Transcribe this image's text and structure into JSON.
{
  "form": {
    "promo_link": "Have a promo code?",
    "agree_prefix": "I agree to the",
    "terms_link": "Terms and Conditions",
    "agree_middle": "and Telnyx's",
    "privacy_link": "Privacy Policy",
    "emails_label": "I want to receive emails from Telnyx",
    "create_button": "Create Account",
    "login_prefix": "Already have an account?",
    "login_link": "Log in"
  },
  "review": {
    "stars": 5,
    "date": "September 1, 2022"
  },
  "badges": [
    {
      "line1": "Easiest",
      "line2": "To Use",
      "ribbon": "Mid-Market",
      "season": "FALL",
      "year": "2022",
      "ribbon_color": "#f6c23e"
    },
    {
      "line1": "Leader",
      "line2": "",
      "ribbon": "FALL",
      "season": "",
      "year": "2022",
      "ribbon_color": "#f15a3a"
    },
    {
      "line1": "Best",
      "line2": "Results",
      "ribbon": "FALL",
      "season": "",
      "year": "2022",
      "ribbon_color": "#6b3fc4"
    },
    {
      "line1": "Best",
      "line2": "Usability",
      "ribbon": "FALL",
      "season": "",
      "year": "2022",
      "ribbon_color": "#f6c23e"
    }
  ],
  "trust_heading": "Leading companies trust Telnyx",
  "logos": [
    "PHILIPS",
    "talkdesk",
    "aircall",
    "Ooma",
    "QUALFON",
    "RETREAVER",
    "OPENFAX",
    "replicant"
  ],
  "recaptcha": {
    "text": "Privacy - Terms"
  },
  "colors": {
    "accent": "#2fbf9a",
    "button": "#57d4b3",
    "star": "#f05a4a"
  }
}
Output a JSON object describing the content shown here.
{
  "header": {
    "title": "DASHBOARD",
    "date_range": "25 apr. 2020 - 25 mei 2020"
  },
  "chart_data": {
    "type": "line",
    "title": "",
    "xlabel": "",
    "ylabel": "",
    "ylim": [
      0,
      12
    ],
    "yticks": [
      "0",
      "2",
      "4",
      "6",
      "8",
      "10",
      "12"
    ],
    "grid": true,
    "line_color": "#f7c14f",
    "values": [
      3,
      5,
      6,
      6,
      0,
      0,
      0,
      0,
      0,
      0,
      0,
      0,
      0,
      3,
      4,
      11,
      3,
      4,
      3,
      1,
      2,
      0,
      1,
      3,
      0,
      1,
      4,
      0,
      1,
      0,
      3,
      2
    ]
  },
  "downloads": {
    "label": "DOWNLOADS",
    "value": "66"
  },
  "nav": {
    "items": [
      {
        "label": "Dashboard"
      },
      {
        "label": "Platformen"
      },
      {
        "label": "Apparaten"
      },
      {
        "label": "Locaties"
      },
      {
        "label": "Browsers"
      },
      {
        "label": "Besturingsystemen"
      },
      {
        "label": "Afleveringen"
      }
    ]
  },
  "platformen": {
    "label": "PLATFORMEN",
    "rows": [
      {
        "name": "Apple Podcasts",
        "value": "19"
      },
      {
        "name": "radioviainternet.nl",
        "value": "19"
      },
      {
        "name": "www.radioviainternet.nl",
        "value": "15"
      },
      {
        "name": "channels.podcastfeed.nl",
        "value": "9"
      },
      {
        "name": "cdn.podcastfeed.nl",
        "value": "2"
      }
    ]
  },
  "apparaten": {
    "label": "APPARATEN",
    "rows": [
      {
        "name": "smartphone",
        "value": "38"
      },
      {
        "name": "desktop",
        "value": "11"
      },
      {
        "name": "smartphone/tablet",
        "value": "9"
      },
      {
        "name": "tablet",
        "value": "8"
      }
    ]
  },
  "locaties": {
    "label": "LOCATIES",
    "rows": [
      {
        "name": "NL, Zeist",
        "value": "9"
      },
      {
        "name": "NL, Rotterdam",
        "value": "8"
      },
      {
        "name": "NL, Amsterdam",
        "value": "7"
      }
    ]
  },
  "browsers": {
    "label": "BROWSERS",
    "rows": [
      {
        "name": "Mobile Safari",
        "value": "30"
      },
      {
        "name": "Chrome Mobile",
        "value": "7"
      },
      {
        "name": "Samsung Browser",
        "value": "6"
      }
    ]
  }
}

**Your goal:** Take the entries and copy them out exactly.

**Output of the exercise:**
Transcribe this image's text and structure into JSON.
{
  "form": {
    "promo_link": "Have a promo code?",
    "agree_prefix": "I agree to the",
    "terms_link": "Terms and Conditions",
    "agree_middle": "and Telnyx's",
    "privacy_link": "Privacy Policy",
    "emails_label": "I want to receive emails from Telnyx",
    "create_button": "Create Account",
    "login_prefix": "Already have an account?",
    "login_link": "Log in"
  },
  "review": {
    "stars": 5,
    "date": "September 1, 2022"
  },
  "badges": [
    {
      "line1": "Easiest",
      "line2": "To Use",
      "ribbon": "Mid-Market",
      "season": "FALL",
      "year": "2022",
      "ribbon_color": "#f6c23e"
    },
    {
      "line1": "Leader",
      "line2": "",
      "ribbon": "FALL",
      "season": "",
      "year": "2022",
      "ribbon_color": "#f15a3a"
    },
    {
      "line1": "Best",
      "line2": "Results",
      "ribbon": "FALL",
      "season": "",
      "year": "2022",
      "ribbon_color": "#6b3fc4"
    },
    {
      "line1": "Best",
      "line2": "Usability",
      "ribbon": "FALL",
      "season": "",
      "year": "2022",
      "ribbon_color": "#f6c23e"
    }
  ],
  "trust_heading": "Leading companies trust Telnyx",
  "logos": [
    "PHILIPS",
    "talkdesk",
    "aircall",
    "Ooma",
    "QUALFON",
    "RETREAVER",
    "OPENFAX",
    "replicant"
  ],
  "recaptcha": {
    "text": "Privacy - Terms"
  },
  "colors": {
    "accent": "#2fbf9a",
    "button": "#57d4b3",
    "star": "#f05a4a"
  }
}
Output a JSON object describing the content shown here.
{
  "header": {
    "title": "DASHBOARD",
    "date_range": "25 apr. 2020 - 25 mei 2020"
  },
  "chart_data": {
    "type": "line",
    "title": "",
    "xlabel": "",
    "ylabel": "",
    "ylim": [
      0,
      12
    ],
    "yticks": [
      "0",
      "2",
      "4",
      "6",
      "8",
      "10",
      "12"
    ],
    "grid": true,
    "line_color": "#f7c14f",
    "values": [
      3,
      5,
      6,
      6,
      0,
      0,
      0,
      0,
      0,
      0,
      0,
      0,
      0,
      3,
      4,
      11,
      3,
      4,
      3,
      1,
      2,
      0,
      1,
      3,
      0,
      1,
      4,
      0,
      1,
      0,
      3,
      2
    ]
  },
  "downloads": {
    "label": "DOWNLOADS",
    "value": "66"
  },
  "nav": {
    "items": [
      {
        "label": "Dashboard"
      },
      {
        "label": "Platformen"
      },
      {
        "label": "Apparaten"
      },
      {
        "label": "Locaties"
      },
      {
        "label": "Browsers"
      },
      {
        "label": "Besturingsystemen"
      },
      {
        "label": "Afleveringen"
      }
    ]
  },
  "platformen": {
    "label": "PLATFORMEN",
    "rows": [
      {
        "name": "Apple Podcasts",
        "value": "19"
      },
      {
        "name": "radioviainternet.nl",
        "value": "19"
      },
      {
        "name": "www.radioviainternet.nl",
        "value": "15"
      },
      {
        "name": "channels.podcastfeed.nl",
        "value": "9"
      },
      {
        "name": "cdn.podcastfeed.nl",
        "value": "2"
      }
    ]
  },
  "apparaten": {
    "label": "APPARATEN",
    "rows": [
      {
        "name": "smartphone",
        "value": "38"
      },
      {
        "name": "desktop",
        "value": "11"
      },
      {
        "name": "smartphone/tablet",
        "value": "9"
      },
      {
        "name": "tablet",
        "value": "8"
      }
    ]
  },
  "locaties": {
    "label": "LOCATIES",
    "rows": [
      {
        "name": "NL, Zeist",
        "value": "9"
      },
      {
        "name": "NL, Rotterdam",
        "value": "8"
      },
      {
        "name": "NL, Amsterdam",
        "value": "7"
      }
    ]
  },
  "browsers": {
    "label": "BROWSERS",
    "rows": [
      {
        "name": "Mobile Safari",
        "value": "30"
      },
      {
        "name": "Chrome Mobile",
        "value": "7"
      },
      {
        "name": "Samsung Browser",
        "value": "6"
      }
    ]
  }
}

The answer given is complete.